Task to complete —
Restate the listing below word for word, omitting any images.

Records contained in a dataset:

■ ■ ■ ■

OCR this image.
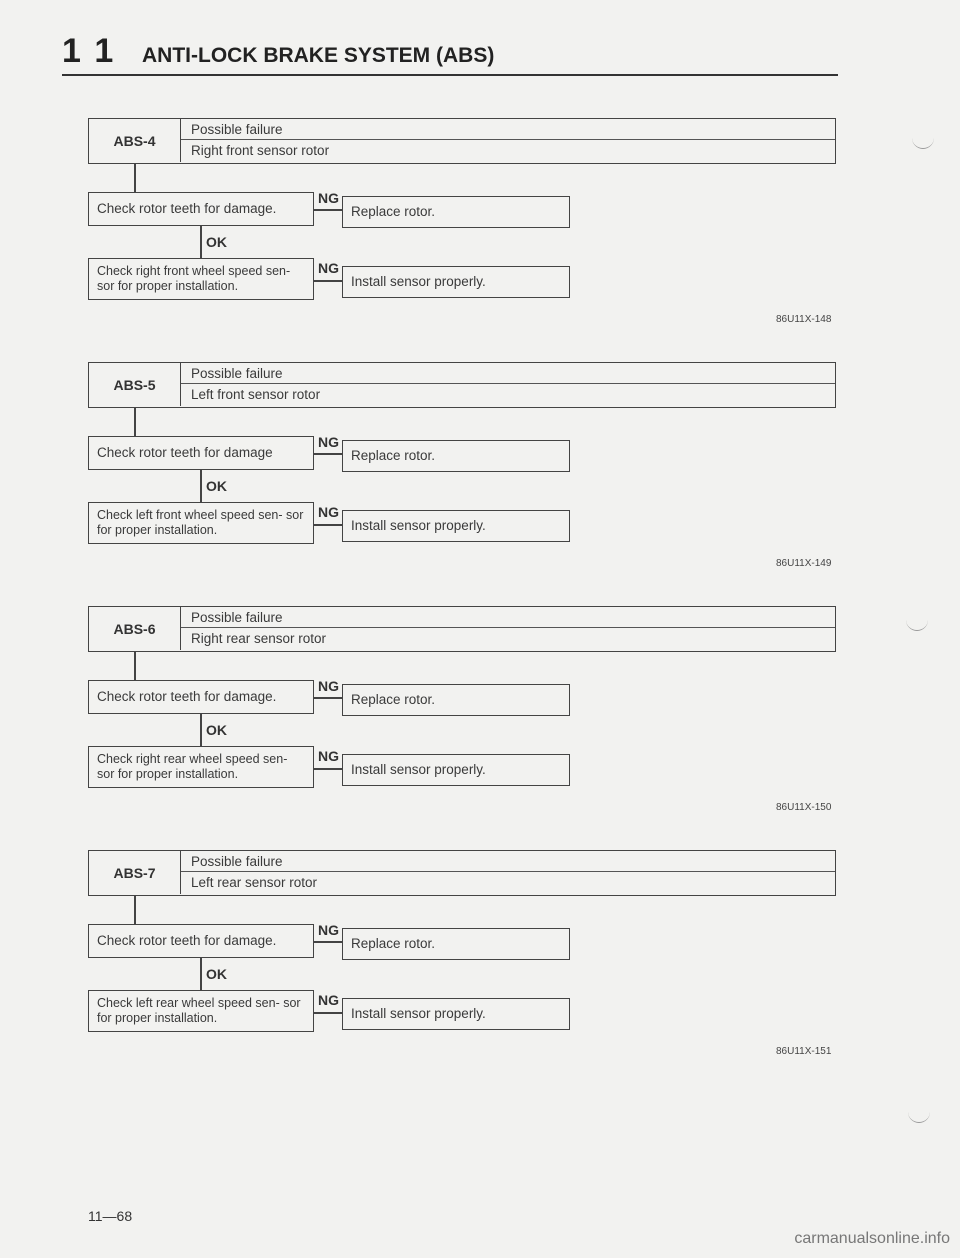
1 1 ANTI-LOCK BRAKE SYSTEM (ABS)
ABS-4
Possible failure
Right front sensor rotor
Check rotor teeth for damage.
NG
Replace rotor.
OK
Check right front wheel speed sen- sor for proper installation.
NG
Install sensor properly.
86U11X-148
ABS-5
Possible failure
Left front sensor rotor
Check rotor teeth for damage
NG
Replace rotor.
OK
Check left front wheel speed sen- sor for proper installation.
NG
Install sensor properly.
86U11X-149
ABS-6
Possible failure
Right rear sensor rotor
Check rotor teeth for damage.
NG
Replace rotor.
OK
Check right rear wheel speed sen- sor for proper installation.
NG
Install sensor properly.
86U11X-150
ABS-7
Possible failure
Left rear sensor rotor
Check rotor teeth for damage.
NG
Replace rotor.
OK
Check left rear wheel speed sen- sor for proper installation.
NG
Install sensor properly.
86U11X-151
11—68
carmanualsonline.info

■ ■ ■ ■

Solution —
OCR this image.
1 1 ANTI-LOCK BRAKE SYSTEM (ABS)
ABS-4
Possible failure
Right front sensor rotor
Check rotor teeth for damage.
NG
Replace rotor.
OK
Check right front wheel speed sen- sor for proper installation.
NG
Install sensor properly.
86U11X-148
ABS-5
Possible failure
Left front sensor rotor
Check rotor teeth for damage
NG
Replace rotor.
OK
Check left front wheel speed sen- sor for proper installation.
NG
Install sensor properly.
86U11X-149
ABS-6
Possible failure
Right rear sensor rotor
Check rotor teeth for damage.
NG
Replace rotor.
OK
Check right rear wheel speed sen- sor for proper installation.
NG
Install sensor properly.
86U11X-150
ABS-7
Possible failure
Left rear sensor rotor
Check rotor teeth for damage.
NG
Replace rotor.
OK
Check left rear wheel speed sen- sor for proper installation.
NG
Install sensor properly.
86U11X-151
11—68
carmanualsonline.info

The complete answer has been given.